### WHAT IS BEING ASKED
Reproduce the material in full, unchanged.

------ DATASET EXTRACT

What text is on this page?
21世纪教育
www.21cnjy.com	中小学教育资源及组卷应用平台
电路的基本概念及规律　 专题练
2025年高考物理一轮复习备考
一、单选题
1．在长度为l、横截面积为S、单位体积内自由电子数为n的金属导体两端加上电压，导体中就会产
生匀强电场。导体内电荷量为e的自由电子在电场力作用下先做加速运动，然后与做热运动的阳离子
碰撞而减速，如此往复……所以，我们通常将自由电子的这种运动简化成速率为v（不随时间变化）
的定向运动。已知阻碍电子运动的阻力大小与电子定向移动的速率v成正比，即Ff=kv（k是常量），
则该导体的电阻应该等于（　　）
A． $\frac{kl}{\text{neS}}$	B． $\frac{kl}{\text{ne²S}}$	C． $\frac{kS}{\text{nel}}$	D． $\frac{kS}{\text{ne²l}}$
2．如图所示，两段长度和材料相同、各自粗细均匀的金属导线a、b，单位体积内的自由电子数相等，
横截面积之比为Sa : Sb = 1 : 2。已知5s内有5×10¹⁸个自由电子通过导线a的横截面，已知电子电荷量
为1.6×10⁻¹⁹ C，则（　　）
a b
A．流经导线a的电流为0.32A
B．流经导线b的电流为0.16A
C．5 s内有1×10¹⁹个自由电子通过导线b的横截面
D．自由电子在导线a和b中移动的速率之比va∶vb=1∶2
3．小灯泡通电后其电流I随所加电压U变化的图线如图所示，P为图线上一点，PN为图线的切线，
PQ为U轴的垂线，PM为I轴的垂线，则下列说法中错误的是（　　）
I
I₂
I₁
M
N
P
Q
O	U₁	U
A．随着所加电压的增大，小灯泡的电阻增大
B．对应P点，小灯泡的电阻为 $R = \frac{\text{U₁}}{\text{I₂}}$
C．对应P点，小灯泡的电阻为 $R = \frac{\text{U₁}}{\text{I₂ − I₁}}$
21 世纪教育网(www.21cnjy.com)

------------

### RESULT OF THE EXERCISE
What text is on this page?
21世纪教育
www.21cnjy.com	中小学教育资源及组卷应用平台
电路的基本概念及规律　 专题练
2025年高考物理一轮复习备考
一、单选题
1．在长度为l、横截面积为S、单位体积内自由电子数为n的金属导体两端加上电压，导体中就会产
生匀强电场。导体内电荷量为e的自由电子在电场力作用下先做加速运动，然后与做热运动的阳离子
碰撞而减速，如此往复……所以，我们通常将自由电子的这种运动简化成速率为v（不随时间变化）
的定向运动。已知阻碍电子运动的阻力大小与电子定向移动的速率v成正比，即Ff=kv（k是常量），
则该导体的电阻应该等于（　　）
A． $\frac{kl}{\text{neS}}$	B． $\frac{kl}{\text{ne²S}}$	C． $\frac{kS}{\text{nel}}$	D． $\frac{kS}{\text{ne²l}}$
2．如图所示，两段长度和材料相同、各自粗细均匀的金属导线a、b，单位体积内的自由电子数相等，
横截面积之比为Sa : Sb = 1 : 2。已知5s内有5×10¹⁸个自由电子通过导线a的横截面，已知电子电荷量
为1.6×10⁻¹⁹ C，则（　　）
a b
A．流经导线a的电流为0.32A
B．流经导线b的电流为0.16A
C．5 s内有1×10¹⁹个自由电子通过导线b的横截面
D．自由电子在导线a和b中移动的速率之比va∶vb=1∶2
3．小灯泡通电后其电流I随所加电压U变化的图线如图所示，P为图线上一点，PN为图线的切线，
PQ为U轴的垂线，PM为I轴的垂线，则下列说法中错误的是（　　）
I
I₂
I₁
M
N
P
Q
O	U₁	U
A．随着所加电压的增大，小灯泡的电阻增大
B．对应P点，小灯泡的电阻为 $R = \frac{\text{U₁}}{\text{I₂}}$
C．对应P点，小灯泡的电阻为 $R = \frac{\text{U₁}}{\text{I₂ − I₁}}$
21 世纪教育网(www.21cnjy.com)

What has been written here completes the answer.